(Element box annotations)
▶
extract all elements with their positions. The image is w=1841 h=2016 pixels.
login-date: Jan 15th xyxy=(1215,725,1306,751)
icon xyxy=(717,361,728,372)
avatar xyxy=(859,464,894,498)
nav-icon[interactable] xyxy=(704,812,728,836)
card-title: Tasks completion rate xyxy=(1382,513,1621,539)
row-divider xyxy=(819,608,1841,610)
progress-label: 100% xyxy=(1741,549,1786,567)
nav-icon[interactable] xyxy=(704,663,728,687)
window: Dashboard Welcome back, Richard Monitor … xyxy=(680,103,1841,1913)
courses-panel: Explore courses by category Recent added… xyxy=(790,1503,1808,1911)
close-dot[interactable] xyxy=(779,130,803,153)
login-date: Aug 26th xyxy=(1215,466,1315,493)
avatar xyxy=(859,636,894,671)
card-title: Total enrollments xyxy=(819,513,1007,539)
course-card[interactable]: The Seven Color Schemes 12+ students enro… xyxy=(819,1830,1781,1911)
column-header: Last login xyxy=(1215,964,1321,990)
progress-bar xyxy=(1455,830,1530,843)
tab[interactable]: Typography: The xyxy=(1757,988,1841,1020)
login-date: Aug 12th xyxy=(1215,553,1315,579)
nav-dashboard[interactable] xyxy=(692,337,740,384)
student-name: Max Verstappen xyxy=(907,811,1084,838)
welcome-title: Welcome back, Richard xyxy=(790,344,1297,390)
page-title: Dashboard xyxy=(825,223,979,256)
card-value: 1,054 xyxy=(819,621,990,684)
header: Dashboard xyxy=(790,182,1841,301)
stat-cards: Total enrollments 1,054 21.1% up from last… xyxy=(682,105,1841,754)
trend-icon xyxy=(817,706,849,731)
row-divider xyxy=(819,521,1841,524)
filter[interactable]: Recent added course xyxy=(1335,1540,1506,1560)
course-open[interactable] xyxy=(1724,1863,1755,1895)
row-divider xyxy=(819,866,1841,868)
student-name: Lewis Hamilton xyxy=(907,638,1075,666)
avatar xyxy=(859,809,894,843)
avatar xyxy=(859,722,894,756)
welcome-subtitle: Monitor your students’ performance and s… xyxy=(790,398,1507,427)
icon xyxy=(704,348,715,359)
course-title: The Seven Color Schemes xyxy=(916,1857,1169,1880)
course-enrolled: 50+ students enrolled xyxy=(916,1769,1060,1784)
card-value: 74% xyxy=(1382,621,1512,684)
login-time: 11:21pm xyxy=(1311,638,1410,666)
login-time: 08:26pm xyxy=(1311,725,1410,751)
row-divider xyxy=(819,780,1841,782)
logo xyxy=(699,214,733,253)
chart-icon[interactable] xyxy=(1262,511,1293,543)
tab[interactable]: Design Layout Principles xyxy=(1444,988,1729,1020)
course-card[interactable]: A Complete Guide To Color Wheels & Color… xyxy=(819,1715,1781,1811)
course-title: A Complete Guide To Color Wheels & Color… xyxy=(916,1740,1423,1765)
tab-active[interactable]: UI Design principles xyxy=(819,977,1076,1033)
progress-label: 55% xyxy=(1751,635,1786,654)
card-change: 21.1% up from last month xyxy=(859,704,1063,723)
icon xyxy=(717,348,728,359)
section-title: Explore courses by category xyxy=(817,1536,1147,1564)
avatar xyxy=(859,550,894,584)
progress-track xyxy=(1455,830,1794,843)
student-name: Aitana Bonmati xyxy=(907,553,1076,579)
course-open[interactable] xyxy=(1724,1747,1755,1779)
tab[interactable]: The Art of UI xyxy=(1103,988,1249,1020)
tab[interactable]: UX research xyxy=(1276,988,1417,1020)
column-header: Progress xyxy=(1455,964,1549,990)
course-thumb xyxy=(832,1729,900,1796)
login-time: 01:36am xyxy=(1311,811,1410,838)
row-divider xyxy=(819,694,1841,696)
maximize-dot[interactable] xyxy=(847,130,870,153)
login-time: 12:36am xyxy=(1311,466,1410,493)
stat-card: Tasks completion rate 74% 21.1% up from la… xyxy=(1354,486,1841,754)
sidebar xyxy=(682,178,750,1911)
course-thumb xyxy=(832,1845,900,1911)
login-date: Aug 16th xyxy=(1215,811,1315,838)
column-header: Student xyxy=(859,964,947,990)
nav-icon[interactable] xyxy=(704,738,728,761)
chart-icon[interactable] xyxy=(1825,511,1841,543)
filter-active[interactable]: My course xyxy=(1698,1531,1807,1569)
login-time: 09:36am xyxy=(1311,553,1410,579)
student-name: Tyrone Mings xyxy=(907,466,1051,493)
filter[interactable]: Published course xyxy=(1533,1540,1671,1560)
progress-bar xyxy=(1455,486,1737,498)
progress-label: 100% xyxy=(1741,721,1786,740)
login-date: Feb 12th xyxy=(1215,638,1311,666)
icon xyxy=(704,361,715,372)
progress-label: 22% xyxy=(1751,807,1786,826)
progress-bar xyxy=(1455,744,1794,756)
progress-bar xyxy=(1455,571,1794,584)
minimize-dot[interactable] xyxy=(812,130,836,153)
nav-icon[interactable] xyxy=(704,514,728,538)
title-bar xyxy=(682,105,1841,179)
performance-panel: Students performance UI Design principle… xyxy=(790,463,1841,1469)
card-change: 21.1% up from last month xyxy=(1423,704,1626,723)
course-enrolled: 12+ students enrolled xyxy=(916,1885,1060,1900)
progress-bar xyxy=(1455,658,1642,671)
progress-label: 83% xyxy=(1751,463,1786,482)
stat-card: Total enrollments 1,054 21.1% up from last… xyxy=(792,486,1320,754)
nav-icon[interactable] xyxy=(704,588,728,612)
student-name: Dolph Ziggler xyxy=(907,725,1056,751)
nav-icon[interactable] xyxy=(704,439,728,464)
◀
### Task description
Reproduce every line of the data above word for word, with no changes.

### Answer for this exercise
extract all elements with their positions. The image is w=1841 h=2016 pixels.
login-date: Jan 15th xyxy=(1215,725,1306,751)
icon xyxy=(717,361,728,372)
avatar xyxy=(859,464,894,498)
nav-icon[interactable] xyxy=(704,812,728,836)
card-title: Tasks completion rate xyxy=(1382,513,1621,539)
row-divider xyxy=(819,608,1841,610)
progress-label: 100% xyxy=(1741,549,1786,567)
nav-icon[interactable] xyxy=(704,663,728,687)
window: Dashboard Welcome back, Richard Monitor … xyxy=(680,103,1841,1913)
courses-panel: Explore courses by category Recent added… xyxy=(790,1503,1808,1911)
close-dot[interactable] xyxy=(779,130,803,153)
login-date: Aug 26th xyxy=(1215,466,1315,493)
avatar xyxy=(859,636,894,671)
card-title: Total enrollments xyxy=(819,513,1007,539)
course-card[interactable]: The Seven Color Schemes 12+ students enro… xyxy=(819,1830,1781,1911)
column-header: Last login xyxy=(1215,964,1321,990)
progress-bar xyxy=(1455,830,1530,843)
tab[interactable]: Typography: The xyxy=(1757,988,1841,1020)
login-date: Aug 12th xyxy=(1215,553,1315,579)
nav-dashboard[interactable] xyxy=(692,337,740,384)
student-name: Max Verstappen xyxy=(907,811,1084,838)
welcome-title: Welcome back, Richard xyxy=(790,344,1297,390)
page-title: Dashboard xyxy=(825,223,979,256)
card-value: 1,054 xyxy=(819,621,990,684)
header: Dashboard xyxy=(790,182,1841,301)
stat-cards: Total enrollments 1,054 21.1% up from last… xyxy=(682,105,1841,754)
trend-icon xyxy=(817,706,849,731)
row-divider xyxy=(819,521,1841,524)
filter[interactable]: Recent added course xyxy=(1335,1540,1506,1560)
course-open[interactable] xyxy=(1724,1863,1755,1895)
row-divider xyxy=(819,866,1841,868)
student-name: Lewis Hamilton xyxy=(907,638,1075,666)
avatar xyxy=(859,809,894,843)
avatar xyxy=(859,722,894,756)
welcome-subtitle: Monitor your students’ performance and s… xyxy=(790,398,1507,427)
icon xyxy=(704,348,715,359)
course-title: The Seven Color Schemes xyxy=(916,1857,1169,1880)
course-enrolled: 50+ students enrolled xyxy=(916,1769,1060,1784)
card-value: 74% xyxy=(1382,621,1512,684)
login-time: 11:21pm xyxy=(1311,638,1410,666)
login-time: 08:26pm xyxy=(1311,725,1410,751)
row-divider xyxy=(819,780,1841,782)
logo xyxy=(699,214,733,253)
chart-icon[interactable] xyxy=(1262,511,1293,543)
tab[interactable]: Design Layout Principles xyxy=(1444,988,1729,1020)
course-card[interactable]: A Complete Guide To Color Wheels & Color… xyxy=(819,1715,1781,1811)
course-title: A Complete Guide To Color Wheels & Color… xyxy=(916,1740,1423,1765)
tab-active[interactable]: UI Design principles xyxy=(819,977,1076,1033)
progress-label: 55% xyxy=(1751,635,1786,654)
card-change: 21.1% up from last month xyxy=(859,704,1063,723)
icon xyxy=(717,348,728,359)
section-title: Explore courses by category xyxy=(817,1536,1147,1564)
avatar xyxy=(859,550,894,584)
progress-track xyxy=(1455,830,1794,843)
student-name: Aitana Bonmati xyxy=(907,553,1076,579)
course-open[interactable] xyxy=(1724,1747,1755,1779)
tab[interactable]: The Art of UI xyxy=(1103,988,1249,1020)
tab[interactable]: UX research xyxy=(1276,988,1417,1020)
column-header: Progress xyxy=(1455,964,1549,990)
course-thumb xyxy=(832,1729,900,1796)
login-time: 01:36am xyxy=(1311,811,1410,838)
row-divider xyxy=(819,694,1841,696)
maximize-dot[interactable] xyxy=(847,130,870,153)
login-time: 12:36am xyxy=(1311,466,1410,493)
stat-card: Tasks completion rate 74% 21.1% up from la… xyxy=(1354,486,1841,754)
sidebar xyxy=(682,178,750,1911)
course-thumb xyxy=(832,1845,900,1911)
login-date: Aug 16th xyxy=(1215,811,1315,838)
column-header: Student xyxy=(859,964,947,990)
nav-icon[interactable] xyxy=(704,738,728,761)
chart-icon[interactable] xyxy=(1825,511,1841,543)
filter-active[interactable]: My course xyxy=(1698,1531,1807,1569)
login-time: 09:36am xyxy=(1311,553,1410,579)
student-name: Tyrone Mings xyxy=(907,466,1051,493)
filter[interactable]: Published course xyxy=(1533,1540,1671,1560)
progress-bar xyxy=(1455,486,1737,498)
progress-label: 100% xyxy=(1741,721,1786,740)
login-date: Feb 12th xyxy=(1215,638,1311,666)
icon xyxy=(704,361,715,372)
progress-label: 22% xyxy=(1751,807,1786,826)
progress-bar xyxy=(1455,744,1794,756)
progress-bar xyxy=(1455,571,1794,584)
minimize-dot[interactable] xyxy=(812,130,836,153)
nav-icon[interactable] xyxy=(704,514,728,538)
title-bar xyxy=(682,105,1841,179)
performance-panel: Students performance UI Design principle… xyxy=(790,463,1841,1469)
card-change: 21.1% up from last month xyxy=(1423,704,1626,723)
course-enrolled: 12+ students enrolled xyxy=(916,1885,1060,1900)
progress-bar xyxy=(1455,658,1642,671)
progress-label: 83% xyxy=(1751,463,1786,482)
stat-card: Total enrollments 1,054 21.1% up from last… xyxy=(792,486,1320,754)
nav-icon[interactable] xyxy=(704,588,728,612)
student-name: Dolph Ziggler xyxy=(907,725,1056,751)
nav-icon[interactable] xyxy=(704,439,728,464)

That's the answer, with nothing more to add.